What you should do:
Arrange the lines from the one containing "lower-candle-body — [721, 779, 725, 782]" through the one containing "upper-candle-body — [742, 143, 746, 170]", inclusive, as a Markdown table with columns headed Row and Line, leaving out any blank lines. Number the rows in order and give each line in full.

Material shown:
□ □ □ □ □ □ □
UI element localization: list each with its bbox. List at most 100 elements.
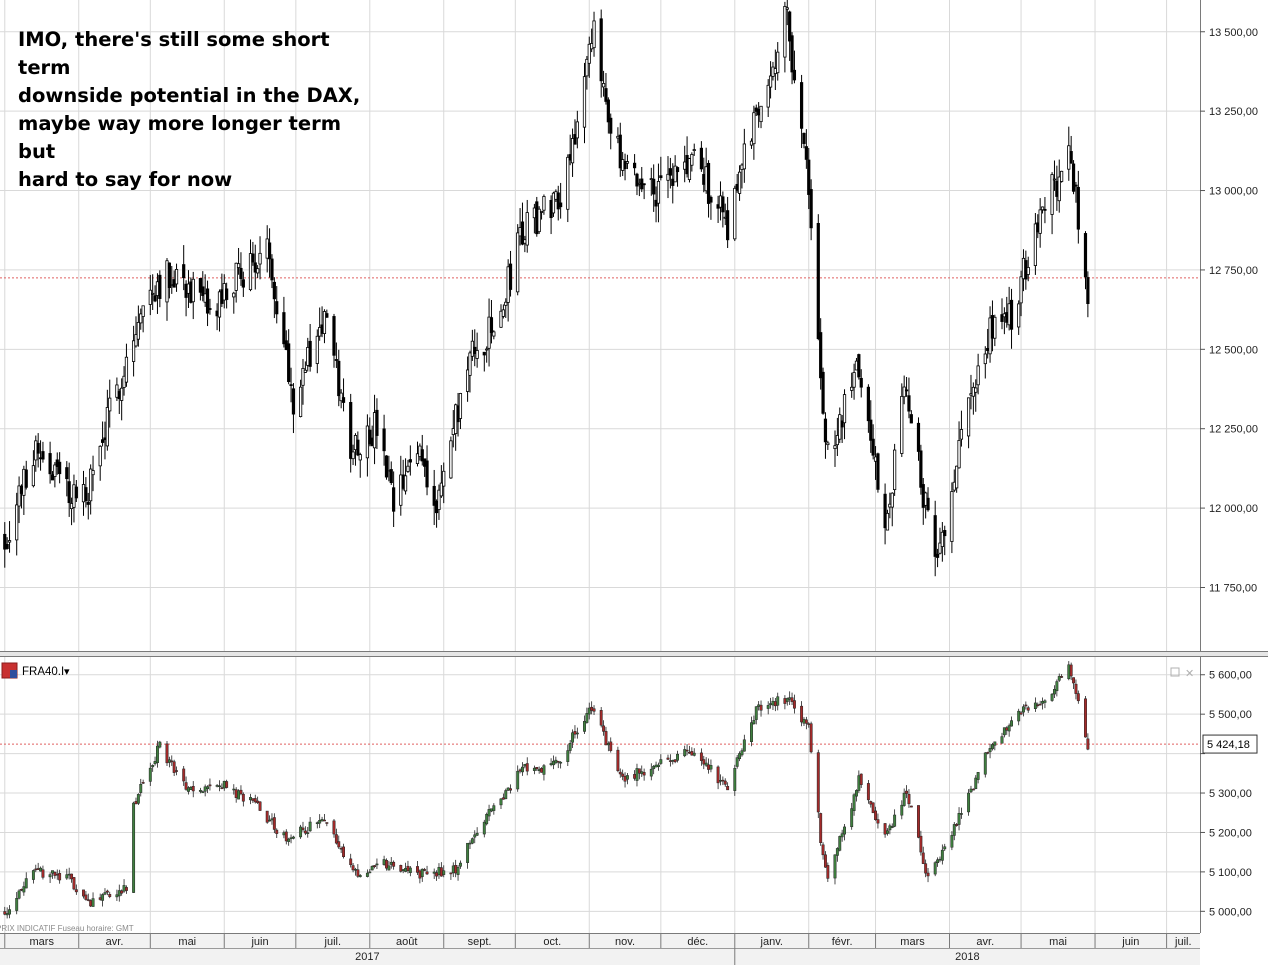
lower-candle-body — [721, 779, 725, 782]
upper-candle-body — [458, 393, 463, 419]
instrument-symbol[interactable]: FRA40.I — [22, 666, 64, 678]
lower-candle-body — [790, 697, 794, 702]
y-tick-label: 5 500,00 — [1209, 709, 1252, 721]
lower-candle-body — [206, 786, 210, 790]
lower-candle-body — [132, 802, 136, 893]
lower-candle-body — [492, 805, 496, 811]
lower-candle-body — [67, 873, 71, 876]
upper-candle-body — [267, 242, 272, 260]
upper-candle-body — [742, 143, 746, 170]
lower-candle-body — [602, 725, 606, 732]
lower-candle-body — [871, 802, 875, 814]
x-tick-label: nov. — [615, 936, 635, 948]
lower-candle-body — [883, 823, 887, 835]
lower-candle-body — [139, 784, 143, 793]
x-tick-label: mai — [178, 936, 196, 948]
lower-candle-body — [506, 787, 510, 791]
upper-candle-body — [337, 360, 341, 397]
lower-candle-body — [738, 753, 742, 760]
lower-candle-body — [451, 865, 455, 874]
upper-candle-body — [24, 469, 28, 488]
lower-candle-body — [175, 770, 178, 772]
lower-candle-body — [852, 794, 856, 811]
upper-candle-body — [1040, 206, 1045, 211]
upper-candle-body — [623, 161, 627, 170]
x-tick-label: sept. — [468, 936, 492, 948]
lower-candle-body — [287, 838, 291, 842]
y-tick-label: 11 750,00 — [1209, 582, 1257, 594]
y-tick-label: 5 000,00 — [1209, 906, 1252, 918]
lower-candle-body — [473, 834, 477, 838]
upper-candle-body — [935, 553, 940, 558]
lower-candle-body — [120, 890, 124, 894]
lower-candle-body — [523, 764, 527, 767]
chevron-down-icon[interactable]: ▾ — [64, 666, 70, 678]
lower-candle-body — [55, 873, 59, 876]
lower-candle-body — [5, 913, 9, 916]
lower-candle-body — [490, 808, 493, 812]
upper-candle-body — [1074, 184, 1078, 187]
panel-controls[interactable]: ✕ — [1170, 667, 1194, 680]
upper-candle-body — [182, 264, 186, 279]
□ □ □ □ □ □ □
Task answer:
| Row | Line |
|---|---|
| 1 | lower-candle-body — [721, 779, 725, 782] |
| 2 | upper-candle-body — [458, 393, 463, 419] |
| 3 | instrument-symbol[interactable]: FRA40.I — [22, 666, 64, 678] |
| 4 | lower-candle-body — [790, 697, 794, 702] |
| 5 | y-tick-label: 5 500,00 — [1209, 709, 1252, 721] |
| 6 | lower-candle-body — [206, 786, 210, 790] |
| 7 | lower-candle-body — [132, 802, 136, 893] |
| 8 | lower-candle-body — [492, 805, 496, 811] |
| 9 | lower-candle-body — [67, 873, 71, 876] |
| 10 | upper-candle-body — [267, 242, 272, 260] |
| 11 | upper-candle-body — [742, 143, 746, 170] |